Repeat each record below exactly, dropping the pictures.
<<<<
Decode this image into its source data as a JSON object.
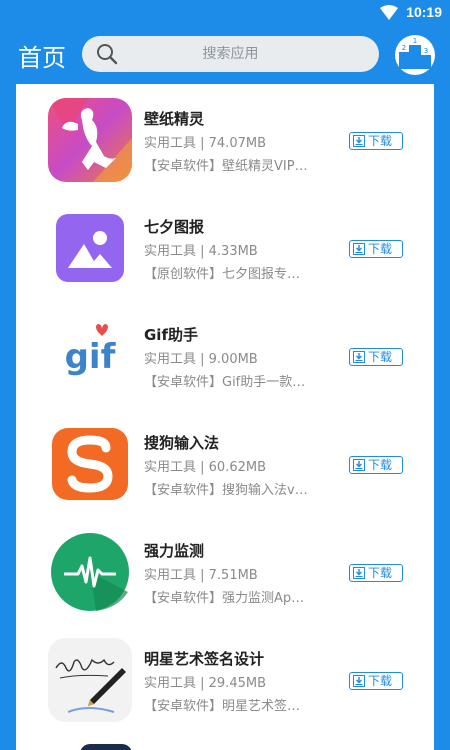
{
  "status": {
    "time": "10:19"
  },
  "header": {
    "title": "首页",
    "search_placeholder": "搜索应用"
  },
  "apps": [
    {
      "name": "壁纸精灵",
      "meta": "实用工具 | 74.07MB",
      "desc": "【安卓软件】壁纸精灵VIP…",
      "download": "下载"
    },
    {
      "name": "七夕图报",
      "meta": "实用工具 | 4.33MB",
      "desc": "【原创软件】七夕图报专…",
      "download": "下载"
    },
    {
      "name": "Gif助手",
      "meta": "实用工具 | 9.00MB",
      "desc": "【安卓软件】Gif助手一款…",
      "download": "下载"
    },
    {
      "name": "搜狗输入法",
      "meta": "实用工具 | 60.62MB",
      "desc": "【安卓软件】搜狗输入法v…",
      "download": "下载"
    },
    {
      "name": "强力监测",
      "meta": "实用工具 | 7.51MB",
      "desc": "【安卓软件】强力监测Ap…",
      "download": "下载"
    },
    {
      "name": "明星艺术签名设计",
      "meta": "实用工具 | 29.45MB",
      "desc": "【安卓软件】明星艺术签…",
      "download": "下载"
    }
  ],
  "icons": {
    "app1": "fairy-wallpaper-icon",
    "app2": "image-icon",
    "app3": "gif-icon",
    "app4": "sogou-s-icon",
    "app5": "heartbeat-icon",
    "app6": "signature-pen-icon",
    "rank": "ranking-podium-icon"
  },
  "colors": {
    "primary": "#1c8ce8",
    "text": "#222222",
    "secondary": "#8a8a8a"
  }
}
>>>>
◆ **Task answer**:
Decode this image into its source data as a JSON object.
{
  "status": {
    "time": "10:19"
  },
  "header": {
    "title": "首页",
    "search_placeholder": "搜索应用"
  },
  "apps": [
    {
      "name": "壁纸精灵",
      "meta": "实用工具 | 74.07MB",
      "desc": "【安卓软件】壁纸精灵VIP…",
      "download": "下载"
    },
    {
      "name": "七夕图报",
      "meta": "实用工具 | 4.33MB",
      "desc": "【原创软件】七夕图报专…",
      "download": "下载"
    },
    {
      "name": "Gif助手",
      "meta": "实用工具 | 9.00MB",
      "desc": "【安卓软件】Gif助手一款…",
      "download": "下载"
    },
    {
      "name": "搜狗输入法",
      "meta": "实用工具 | 60.62MB",
      "desc": "【安卓软件】搜狗输入法v…",
      "download": "下载"
    },
    {
      "name": "强力监测",
      "meta": "实用工具 | 7.51MB",
      "desc": "【安卓软件】强力监测Ap…",
      "download": "下载"
    },
    {
      "name": "明星艺术签名设计",
      "meta": "实用工具 | 29.45MB",
      "desc": "【安卓软件】明星艺术签…",
      "download": "下载"
    }
  ],
  "icons": {
    "app1": "fairy-wallpaper-icon",
    "app2": "image-icon",
    "app3": "gif-icon",
    "app4": "sogou-s-icon",
    "app5": "heartbeat-icon",
    "app6": "signature-pen-icon",
    "rank": "ranking-podium-icon"
  },
  "colors": {
    "primary": "#1c8ce8",
    "text": "#222222",
    "secondary": "#8a8a8a"
  }
}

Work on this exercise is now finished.